Write each record again exactly as it stands.

● RECORD SET
-- start --

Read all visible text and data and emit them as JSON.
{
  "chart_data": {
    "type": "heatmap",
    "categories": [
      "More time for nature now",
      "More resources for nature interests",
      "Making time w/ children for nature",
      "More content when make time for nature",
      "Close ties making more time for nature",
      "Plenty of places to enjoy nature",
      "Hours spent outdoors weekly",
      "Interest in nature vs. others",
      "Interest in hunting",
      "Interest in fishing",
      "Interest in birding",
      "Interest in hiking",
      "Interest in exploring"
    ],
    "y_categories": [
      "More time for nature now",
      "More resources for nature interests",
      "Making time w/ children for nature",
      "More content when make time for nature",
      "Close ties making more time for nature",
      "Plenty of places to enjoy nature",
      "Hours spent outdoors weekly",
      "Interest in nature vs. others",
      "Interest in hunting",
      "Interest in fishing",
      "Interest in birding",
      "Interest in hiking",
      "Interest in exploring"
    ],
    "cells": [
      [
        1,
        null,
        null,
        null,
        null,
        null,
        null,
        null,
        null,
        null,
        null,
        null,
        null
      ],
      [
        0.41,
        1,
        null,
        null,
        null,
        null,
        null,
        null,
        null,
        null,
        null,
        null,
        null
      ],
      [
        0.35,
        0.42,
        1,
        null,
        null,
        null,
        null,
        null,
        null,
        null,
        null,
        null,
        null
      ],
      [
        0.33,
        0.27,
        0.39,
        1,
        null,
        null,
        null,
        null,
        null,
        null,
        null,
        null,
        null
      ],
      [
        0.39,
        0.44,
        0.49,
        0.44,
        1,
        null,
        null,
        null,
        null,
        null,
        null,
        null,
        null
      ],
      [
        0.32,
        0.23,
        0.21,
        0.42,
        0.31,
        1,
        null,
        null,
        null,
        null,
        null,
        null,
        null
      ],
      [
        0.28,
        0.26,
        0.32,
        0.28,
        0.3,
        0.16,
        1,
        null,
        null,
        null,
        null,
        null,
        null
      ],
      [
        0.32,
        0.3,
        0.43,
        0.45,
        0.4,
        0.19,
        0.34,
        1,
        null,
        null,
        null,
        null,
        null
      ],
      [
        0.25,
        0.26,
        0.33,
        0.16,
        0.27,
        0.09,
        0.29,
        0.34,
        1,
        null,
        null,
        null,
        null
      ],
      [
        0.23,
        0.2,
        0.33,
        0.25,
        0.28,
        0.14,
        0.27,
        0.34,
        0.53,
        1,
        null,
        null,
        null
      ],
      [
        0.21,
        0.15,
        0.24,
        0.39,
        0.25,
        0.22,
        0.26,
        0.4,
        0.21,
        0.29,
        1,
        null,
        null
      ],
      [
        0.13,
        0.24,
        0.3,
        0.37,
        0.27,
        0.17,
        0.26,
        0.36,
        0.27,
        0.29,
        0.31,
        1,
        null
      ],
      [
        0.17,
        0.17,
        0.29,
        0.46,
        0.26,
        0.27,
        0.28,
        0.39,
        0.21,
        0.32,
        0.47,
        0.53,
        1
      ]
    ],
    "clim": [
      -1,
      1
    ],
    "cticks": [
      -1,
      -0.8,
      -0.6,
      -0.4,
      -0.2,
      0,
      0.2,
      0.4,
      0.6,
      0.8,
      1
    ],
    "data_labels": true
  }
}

-- end --

● EXERCISE ANSWER
Read all visible text and data and emit them as JSON.
{
  "chart_data": {
    "type": "heatmap",
    "categories": [
      "More time for nature now",
      "More resources for nature interests",
      "Making time w/ children for nature",
      "More content when make time for nature",
      "Close ties making more time for nature",
      "Plenty of places to enjoy nature",
      "Hours spent outdoors weekly",
      "Interest in nature vs. others",
      "Interest in hunting",
      "Interest in fishing",
      "Interest in birding",
      "Interest in hiking",
      "Interest in exploring"
    ],
    "y_categories": [
      "More time for nature now",
      "More resources for nature interests",
      "Making time w/ children for nature",
      "More content when make time for nature",
      "Close ties making more time for nature",
      "Plenty of places to enjoy nature",
      "Hours spent outdoors weekly",
      "Interest in nature vs. others",
      "Interest in hunting",
      "Interest in fishing",
      "Interest in birding",
      "Interest in hiking",
      "Interest in exploring"
    ],
    "cells": [
      [
        1,
        null,
        null,
        null,
        null,
        null,
        null,
        null,
        null,
        null,
        null,
        null,
        null
      ],
      [
        0.41,
        1,
        null,
        null,
        null,
        null,
        null,
        null,
        null,
        null,
        null,
        null,
        null
      ],
      [
        0.35,
        0.42,
        1,
        null,
        null,
        null,
        null,
        null,
        null,
        null,
        null,
        null,
        null
      ],
      [
        0.33,
        0.27,
        0.39,
        1,
        null,
        null,
        null,
        null,
        null,
        null,
        null,
        null,
        null
      ],
      [
        0.39,
        0.44,
        0.49,
        0.44,
        1,
        null,
        null,
        null,
        null,
        null,
        null,
        null,
        null
      ],
      [
        0.32,
        0.23,
        0.21,
        0.42,
        0.31,
        1,
        null,
        null,
        null,
        null,
        null,
        null,
        null
      ],
      [
        0.28,
        0.26,
        0.32,
        0.28,
        0.3,
        0.16,
        1,
        null,
        null,
        null,
        null,
        null,
        null
      ],
      [
        0.32,
        0.3,
        0.43,
        0.45,
        0.4,
        0.19,
        0.34,
        1,
        null,
        null,
        null,
        null,
        null
      ],
      [
        0.25,
        0.26,
        0.33,
        0.16,
        0.27,
        0.09,
        0.29,
        0.34,
        1,
        null,
        null,
        null,
        null
      ],
      [
        0.23,
        0.2,
        0.33,
        0.25,
        0.28,
        0.14,
        0.27,
        0.34,
        0.53,
        1,
        null,
        null,
        null
      ],
      [
        0.21,
        0.15,
        0.24,
        0.39,
        0.25,
        0.22,
        0.26,
        0.4,
        0.21,
        0.29,
        1,
        null,
        null
      ],
      [
        0.13,
        0.24,
        0.3,
        0.37,
        0.27,
        0.17,
        0.26,
        0.36,
        0.27,
        0.29,
        0.31,
        1,
        null
      ],
      [
        0.17,
        0.17,
        0.29,
        0.46,
        0.26,
        0.27,
        0.28,
        0.39,
        0.21,
        0.32,
        0.47,
        0.53,
        1
      ]
    ],
    "clim": [
      -1,
      1
    ],
    "cticks": [
      -1,
      -0.8,
      -0.6,
      -0.4,
      -0.2,
      0,
      0.2,
      0.4,
      0.6,
      0.8,
      1
    ],
    "data_labels": true
  }
}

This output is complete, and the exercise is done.